Written instruction
Convert the items below into a Markdown table with the columns "Nr" and "Line," numbering each row and leaving out any blank lines.

[Records from a data source]
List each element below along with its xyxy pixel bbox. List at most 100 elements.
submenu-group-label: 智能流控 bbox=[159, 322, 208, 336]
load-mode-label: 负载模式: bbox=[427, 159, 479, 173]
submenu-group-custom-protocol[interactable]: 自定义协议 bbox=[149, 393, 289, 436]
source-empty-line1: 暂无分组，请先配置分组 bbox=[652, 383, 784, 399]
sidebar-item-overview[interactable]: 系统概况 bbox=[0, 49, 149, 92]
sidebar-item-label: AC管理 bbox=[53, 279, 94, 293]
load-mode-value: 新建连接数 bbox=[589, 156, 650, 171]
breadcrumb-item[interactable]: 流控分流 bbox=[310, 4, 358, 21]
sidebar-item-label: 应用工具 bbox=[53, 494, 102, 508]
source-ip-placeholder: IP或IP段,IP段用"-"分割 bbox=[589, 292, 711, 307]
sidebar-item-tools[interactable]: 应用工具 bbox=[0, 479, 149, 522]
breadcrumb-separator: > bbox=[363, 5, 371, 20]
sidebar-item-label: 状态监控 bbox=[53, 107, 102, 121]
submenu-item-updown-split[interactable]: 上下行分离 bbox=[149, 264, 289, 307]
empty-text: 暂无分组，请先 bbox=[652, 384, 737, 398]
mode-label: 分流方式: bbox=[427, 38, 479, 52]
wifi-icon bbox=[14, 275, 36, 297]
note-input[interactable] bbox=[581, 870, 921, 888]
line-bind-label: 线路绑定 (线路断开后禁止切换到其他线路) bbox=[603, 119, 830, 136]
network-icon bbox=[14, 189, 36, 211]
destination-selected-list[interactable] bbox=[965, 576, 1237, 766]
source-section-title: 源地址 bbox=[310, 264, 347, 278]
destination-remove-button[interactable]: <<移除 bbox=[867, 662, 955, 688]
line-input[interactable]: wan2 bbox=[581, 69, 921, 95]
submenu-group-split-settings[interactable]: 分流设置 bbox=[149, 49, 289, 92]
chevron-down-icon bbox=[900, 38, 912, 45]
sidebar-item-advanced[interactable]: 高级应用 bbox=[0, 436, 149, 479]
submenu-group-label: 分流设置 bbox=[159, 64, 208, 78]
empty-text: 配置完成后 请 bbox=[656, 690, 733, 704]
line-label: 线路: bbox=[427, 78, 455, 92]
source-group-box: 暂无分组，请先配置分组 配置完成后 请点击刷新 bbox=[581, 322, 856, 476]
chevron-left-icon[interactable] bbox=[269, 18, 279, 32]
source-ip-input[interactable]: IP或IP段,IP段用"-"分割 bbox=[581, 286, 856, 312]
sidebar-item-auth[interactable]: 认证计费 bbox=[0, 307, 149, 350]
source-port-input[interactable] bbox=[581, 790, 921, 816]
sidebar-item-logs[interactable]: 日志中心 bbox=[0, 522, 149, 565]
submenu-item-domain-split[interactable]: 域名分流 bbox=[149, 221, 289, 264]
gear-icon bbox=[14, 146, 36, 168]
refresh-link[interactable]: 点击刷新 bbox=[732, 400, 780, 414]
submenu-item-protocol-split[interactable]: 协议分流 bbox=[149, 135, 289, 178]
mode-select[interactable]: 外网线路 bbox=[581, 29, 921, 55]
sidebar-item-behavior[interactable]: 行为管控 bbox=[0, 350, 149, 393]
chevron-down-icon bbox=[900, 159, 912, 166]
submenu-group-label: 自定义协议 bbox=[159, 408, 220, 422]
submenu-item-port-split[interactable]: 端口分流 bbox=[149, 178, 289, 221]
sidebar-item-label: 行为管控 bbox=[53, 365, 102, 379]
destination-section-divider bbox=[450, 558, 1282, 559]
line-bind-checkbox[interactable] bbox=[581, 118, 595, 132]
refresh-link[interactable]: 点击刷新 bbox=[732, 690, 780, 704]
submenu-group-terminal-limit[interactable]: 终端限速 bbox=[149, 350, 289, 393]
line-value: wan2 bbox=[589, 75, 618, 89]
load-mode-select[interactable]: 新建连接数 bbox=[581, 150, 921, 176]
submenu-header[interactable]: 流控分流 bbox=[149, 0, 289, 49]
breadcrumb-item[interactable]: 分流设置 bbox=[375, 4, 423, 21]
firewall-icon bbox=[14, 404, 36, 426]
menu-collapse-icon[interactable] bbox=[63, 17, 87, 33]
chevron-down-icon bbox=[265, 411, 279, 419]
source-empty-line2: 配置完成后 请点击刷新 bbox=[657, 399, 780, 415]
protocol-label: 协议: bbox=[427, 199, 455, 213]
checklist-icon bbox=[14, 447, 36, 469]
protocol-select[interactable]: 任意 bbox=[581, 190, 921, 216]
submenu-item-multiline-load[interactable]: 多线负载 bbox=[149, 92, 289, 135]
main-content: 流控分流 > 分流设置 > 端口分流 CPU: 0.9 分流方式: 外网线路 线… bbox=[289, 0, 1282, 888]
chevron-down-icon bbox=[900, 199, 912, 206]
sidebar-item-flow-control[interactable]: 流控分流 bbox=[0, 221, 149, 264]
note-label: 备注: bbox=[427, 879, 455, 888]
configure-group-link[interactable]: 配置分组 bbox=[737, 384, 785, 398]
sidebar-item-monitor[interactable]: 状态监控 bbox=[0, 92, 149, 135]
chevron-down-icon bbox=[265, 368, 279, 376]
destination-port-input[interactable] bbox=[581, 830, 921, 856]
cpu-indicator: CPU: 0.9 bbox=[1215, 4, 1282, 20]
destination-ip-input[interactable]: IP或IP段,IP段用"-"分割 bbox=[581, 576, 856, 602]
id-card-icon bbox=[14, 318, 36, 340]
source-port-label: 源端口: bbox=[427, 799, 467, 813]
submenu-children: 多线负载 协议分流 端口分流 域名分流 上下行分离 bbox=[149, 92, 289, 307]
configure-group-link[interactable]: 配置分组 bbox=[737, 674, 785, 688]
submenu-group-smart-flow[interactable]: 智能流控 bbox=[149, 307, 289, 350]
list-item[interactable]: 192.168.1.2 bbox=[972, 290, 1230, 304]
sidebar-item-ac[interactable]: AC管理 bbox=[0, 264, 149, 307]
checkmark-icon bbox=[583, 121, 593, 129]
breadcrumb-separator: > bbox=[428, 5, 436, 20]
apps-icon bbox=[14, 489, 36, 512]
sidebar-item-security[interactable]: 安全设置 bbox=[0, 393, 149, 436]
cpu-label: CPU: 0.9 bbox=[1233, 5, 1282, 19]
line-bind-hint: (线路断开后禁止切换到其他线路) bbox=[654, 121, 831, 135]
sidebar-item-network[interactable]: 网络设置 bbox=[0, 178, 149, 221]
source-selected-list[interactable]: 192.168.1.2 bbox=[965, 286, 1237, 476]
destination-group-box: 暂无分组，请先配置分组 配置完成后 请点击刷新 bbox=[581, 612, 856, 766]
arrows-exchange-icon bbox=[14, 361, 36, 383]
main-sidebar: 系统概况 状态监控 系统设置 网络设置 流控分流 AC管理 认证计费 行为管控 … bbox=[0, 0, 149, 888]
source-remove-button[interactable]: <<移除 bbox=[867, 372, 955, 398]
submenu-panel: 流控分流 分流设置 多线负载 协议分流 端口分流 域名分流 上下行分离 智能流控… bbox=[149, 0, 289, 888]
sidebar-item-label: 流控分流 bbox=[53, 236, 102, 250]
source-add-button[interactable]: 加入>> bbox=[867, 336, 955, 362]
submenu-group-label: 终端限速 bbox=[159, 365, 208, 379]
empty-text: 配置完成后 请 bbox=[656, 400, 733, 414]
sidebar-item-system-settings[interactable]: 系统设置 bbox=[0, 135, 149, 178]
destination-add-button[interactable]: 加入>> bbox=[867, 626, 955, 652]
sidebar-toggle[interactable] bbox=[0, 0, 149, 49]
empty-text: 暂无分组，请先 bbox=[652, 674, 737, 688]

Solution below
| Nr | Line |
|---|---|
| 1 | List each element below along with its xyxy pixel bbox. List at most 100 elements. |
| 2 | submenu-group-label: 智能流控 bbox=[159, 322, 208, 336] |
| 3 | load-mode-label: 负载模式: bbox=[427, 159, 479, 173] |
| 4 | submenu-group-custom-protocol[interactable]: 自定义协议 bbox=[149, 393, 289, 436] |
| 5 | source-empty-line1: 暂无分组，请先配置分组 bbox=[652, 383, 784, 399] |
| 6 | sidebar-item-overview[interactable]: 系统概况 bbox=[0, 49, 149, 92] |
| 7 | sidebar-item-label: AC管理 bbox=[53, 279, 94, 293] |
| 8 | load-mode-value: 新建连接数 bbox=[589, 156, 650, 171] |
| 9 | breadcrumb-item[interactable]: 流控分流 bbox=[310, 4, 358, 21] |
| 10 | sidebar-item-label: 应用工具 bbox=[53, 494, 102, 508] |
| 11 | source-ip-placeholder: IP或IP段,IP段用"-"分割 bbox=[589, 292, 711, 307] |
| 12 | sidebar-item-tools[interactable]: 应用工具 bbox=[0, 479, 149, 522] |
| 13 | breadcrumb-separator: > bbox=[363, 5, 371, 20] |
| 14 | sidebar-item-label: 状态监控 bbox=[53, 107, 102, 121] |
| 15 | submenu-item-updown-split[interactable]: 上下行分离 bbox=[149, 264, 289, 307] |
| 16 | empty-text: 暂无分组，请先 bbox=[652, 384, 737, 398] |
| 17 | mode-label: 分流方式: bbox=[427, 38, 479, 52] |
| 18 | wifi-icon bbox=[14, 275, 36, 297] |
| 19 | note-input[interactable] bbox=[581, 870, 921, 888] |
| 20 | line-bind-label: 线路绑定 (线路断开后禁止切换到其他线路) bbox=[603, 119, 830, 136] |
| 21 | network-icon bbox=[14, 189, 36, 211] |
| 22 | destination-selected-list[interactable] bbox=[965, 576, 1237, 766] |
| 23 | source-section-title: 源地址 bbox=[310, 264, 347, 278] |
| 24 | destination-remove-button[interactable]: <<移除 bbox=[867, 662, 955, 688] |
| 25 | line-input[interactable]: wan2 bbox=[581, 69, 921, 95] |
| 26 | submenu-group-split-settings[interactable]: 分流设置 bbox=[149, 49, 289, 92] |
| 27 | chevron-down-icon bbox=[900, 38, 912, 45] |
| 28 | sidebar-item-advanced[interactable]: 高级应用 bbox=[0, 436, 149, 479] |
| 29 | submenu-group-label: 分流设置 bbox=[159, 64, 208, 78] |
| 30 | empty-text: 配置完成后 请 bbox=[656, 690, 733, 704] |
| 31 | line-label: 线路: bbox=[427, 78, 455, 92] |
| 32 | source-group-box: 暂无分组，请先配置分组 配置完成后 请点击刷新 bbox=[581, 322, 856, 476] |
| 33 | chevron-left-icon[interactable] bbox=[269, 18, 279, 32] |
| 34 | source-ip-input[interactable]: IP或IP段,IP段用"-"分割 bbox=[581, 286, 856, 312] |
| 35 | sidebar-item-auth[interactable]: 认证计费 bbox=[0, 307, 149, 350] |
| 36 | source-port-input[interactable] bbox=[581, 790, 921, 816] |
| 37 | sidebar-item-logs[interactable]: 日志中心 bbox=[0, 522, 149, 565] |
| 38 | submenu-item-domain-split[interactable]: 域名分流 bbox=[149, 221, 289, 264] |
| 39 | gear-icon bbox=[14, 146, 36, 168] |
| 40 | refresh-link[interactable]: 点击刷新 bbox=[732, 400, 780, 414] |
| 41 | submenu-item-protocol-split[interactable]: 协议分流 bbox=[149, 135, 289, 178] |
| 42 | mode-select[interactable]: 外网线路 bbox=[581, 29, 921, 55] |
| 43 | sidebar-item-behavior[interactable]: 行为管控 bbox=[0, 350, 149, 393] |
| 44 | chevron-down-icon bbox=[900, 159, 912, 166] |
| 45 | submenu-group-label: 自定义协议 bbox=[159, 408, 220, 422] |
| 46 | submenu-item-port-split[interactable]: 端口分流 bbox=[149, 178, 289, 221] |
| 47 | sidebar-item-label: 行为管控 bbox=[53, 365, 102, 379] |
| 48 | destination-section-divider bbox=[450, 558, 1282, 559] |
| 49 | line-bind-checkbox[interactable] bbox=[581, 118, 595, 132] |
| 50 | refresh-link[interactable]: 点击刷新 bbox=[732, 690, 780, 704] |
| 51 | submenu-group-terminal-limit[interactable]: 终端限速 bbox=[149, 350, 289, 393] |
| 52 | line-value: wan2 bbox=[589, 75, 618, 89] |
| 53 | load-mode-select[interactable]: 新建连接数 bbox=[581, 150, 921, 176] |
| 54 | submenu-header[interactable]: 流控分流 bbox=[149, 0, 289, 49] |
| 55 | breadcrumb-item[interactable]: 分流设置 bbox=[375, 4, 423, 21] |
| 56 | firewall-icon bbox=[14, 404, 36, 426] |
| 57 | menu-collapse-icon[interactable] bbox=[63, 17, 87, 33] |
| 58 | chevron-down-icon bbox=[265, 411, 279, 419] |
| 59 | source-empty-line2: 配置完成后 请点击刷新 bbox=[657, 399, 780, 415] |
| 60 | protocol-label: 协议: bbox=[427, 199, 455, 213] |
| 61 | checklist-icon bbox=[14, 447, 36, 469] |
| 62 | protocol-select[interactable]: 任意 bbox=[581, 190, 921, 216] |
| 63 | submenu-item-multiline-load[interactable]: 多线负载 bbox=[149, 92, 289, 135] |
| 64 | main-content: 流控分流 > 分流设置 > 端口分流 CPU: 0.9 分流方式: 外网线路 线… bbox=[289, 0, 1282, 888] |
| 65 | chevron-down-icon bbox=[900, 199, 912, 206] |
| 66 | sidebar-item-flow-control[interactable]: 流控分流 bbox=[0, 221, 149, 264] |
| 67 | note-label: 备注: bbox=[427, 879, 455, 888] |
| 68 | configure-group-link[interactable]: 配置分组 bbox=[737, 384, 785, 398] |
| 69 | sidebar-item-monitor[interactable]: 状态监控 bbox=[0, 92, 149, 135] |
| 70 | chevron-down-icon bbox=[265, 368, 279, 376] |
| 71 | destination-port-input[interactable] bbox=[581, 830, 921, 856] |
| 72 | cpu-indicator: CPU: 0.9 bbox=[1215, 4, 1282, 20] |
| 73 | destination-ip-input[interactable]: IP或IP段,IP段用"-"分割 bbox=[581, 576, 856, 602] |
| 74 | id-card-icon bbox=[14, 318, 36, 340] |
| 75 | source-port-label: 源端口: bbox=[427, 799, 467, 813] |
| 76 | submenu-children: 多线负载 协议分流 端口分流 域名分流 上下行分离 bbox=[149, 92, 289, 307] |
| 77 | configure-group-link[interactable]: 配置分组 bbox=[737, 674, 785, 688] |
| 78 | submenu-group-smart-flow[interactable]: 智能流控 bbox=[149, 307, 289, 350] |
| 79 | list-item[interactable]: 192.168.1.2 bbox=[972, 290, 1230, 304] |
| 80 | sidebar-item-ac[interactable]: AC管理 bbox=[0, 264, 149, 307] |
| 81 | checkmark-icon bbox=[583, 121, 593, 129] |
| 82 | breadcrumb-separator: > bbox=[428, 5, 436, 20] |
| 83 | apps-icon bbox=[14, 489, 36, 512] |
| 84 | sidebar-item-security[interactable]: 安全设置 bbox=[0, 393, 149, 436] |
| 85 | cpu-label: CPU: 0.9 bbox=[1233, 5, 1282, 19] |
| 86 | line-bind-hint: (线路断开后禁止切换到其他线路) bbox=[654, 121, 831, 135] |
| 87 | sidebar-item-network[interactable]: 网络设置 bbox=[0, 178, 149, 221] |
| 88 | source-selected-list[interactable]: 192.168.1.2 bbox=[965, 286, 1237, 476] |
| 89 | destination-group-box: 暂无分组，请先配置分组 配置完成后 请点击刷新 bbox=[581, 612, 856, 766] |
| 90 | arrows-exchange-icon bbox=[14, 361, 36, 383] |
| 91 | main-sidebar: 系统概况 状态监控 系统设置 网络设置 流控分流 AC管理 认证计费 行为管控 … bbox=[0, 0, 149, 888] |
| 92 | source-remove-button[interactable]: <<移除 bbox=[867, 372, 955, 398] |
| 93 | submenu-panel: 流控分流 分流设置 多线负载 协议分流 端口分流 域名分流 上下行分离 智能流控… bbox=[149, 0, 289, 888] |
| 94 | sidebar-item-label: 流控分流 bbox=[53, 236, 102, 250] |
| 95 | source-add-button[interactable]: 加入>> bbox=[867, 336, 955, 362] |
| 96 | submenu-group-label: 终端限速 bbox=[159, 365, 208, 379] |
| 97 | empty-text: 配置完成后 请 bbox=[656, 400, 733, 414] |
| 98 | sidebar-item-system-settings[interactable]: 系统设置 bbox=[0, 135, 149, 178] |
| 99 | destination-add-button[interactable]: 加入>> bbox=[867, 626, 955, 652] |
| 100 | sidebar-toggle[interactable] bbox=[0, 0, 149, 49] |
| 101 | empty-text: 暂无分组，请先 bbox=[652, 674, 737, 688] |